>> begin Data

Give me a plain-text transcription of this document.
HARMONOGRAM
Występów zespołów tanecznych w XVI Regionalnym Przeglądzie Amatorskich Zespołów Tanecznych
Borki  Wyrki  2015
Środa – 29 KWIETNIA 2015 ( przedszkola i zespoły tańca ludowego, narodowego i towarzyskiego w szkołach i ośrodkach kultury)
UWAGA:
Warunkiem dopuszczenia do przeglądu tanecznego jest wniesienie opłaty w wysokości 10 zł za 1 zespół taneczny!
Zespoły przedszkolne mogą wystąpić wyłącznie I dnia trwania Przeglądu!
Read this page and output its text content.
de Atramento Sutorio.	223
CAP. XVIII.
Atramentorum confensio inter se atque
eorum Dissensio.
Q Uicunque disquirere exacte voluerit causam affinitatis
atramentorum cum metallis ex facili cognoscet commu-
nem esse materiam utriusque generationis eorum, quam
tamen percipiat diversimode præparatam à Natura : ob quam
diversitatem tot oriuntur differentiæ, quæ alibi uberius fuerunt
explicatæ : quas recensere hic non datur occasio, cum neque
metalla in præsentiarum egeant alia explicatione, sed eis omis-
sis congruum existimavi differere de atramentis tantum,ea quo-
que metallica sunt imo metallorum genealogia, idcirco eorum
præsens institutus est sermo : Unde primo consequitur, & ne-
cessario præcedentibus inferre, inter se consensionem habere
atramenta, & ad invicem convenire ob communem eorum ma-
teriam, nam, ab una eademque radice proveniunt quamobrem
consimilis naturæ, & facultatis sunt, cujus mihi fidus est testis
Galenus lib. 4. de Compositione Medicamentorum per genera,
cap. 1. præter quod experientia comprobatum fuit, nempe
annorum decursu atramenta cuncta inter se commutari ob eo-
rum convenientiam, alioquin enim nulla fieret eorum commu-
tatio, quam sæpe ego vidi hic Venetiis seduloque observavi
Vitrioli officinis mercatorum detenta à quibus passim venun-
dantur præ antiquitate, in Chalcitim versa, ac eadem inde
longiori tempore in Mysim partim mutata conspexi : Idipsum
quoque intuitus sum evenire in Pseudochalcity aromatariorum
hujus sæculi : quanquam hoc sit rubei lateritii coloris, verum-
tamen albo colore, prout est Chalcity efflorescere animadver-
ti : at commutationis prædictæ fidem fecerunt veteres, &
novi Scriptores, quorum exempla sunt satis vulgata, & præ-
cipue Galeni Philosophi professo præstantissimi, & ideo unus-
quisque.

>> end Data

* [Your goal] Using the listing above, locate the lines that hold "this" and copy each one.

* [Exercise answer]
Give me a plain-text transcription of this document.
Read this page and output its text content.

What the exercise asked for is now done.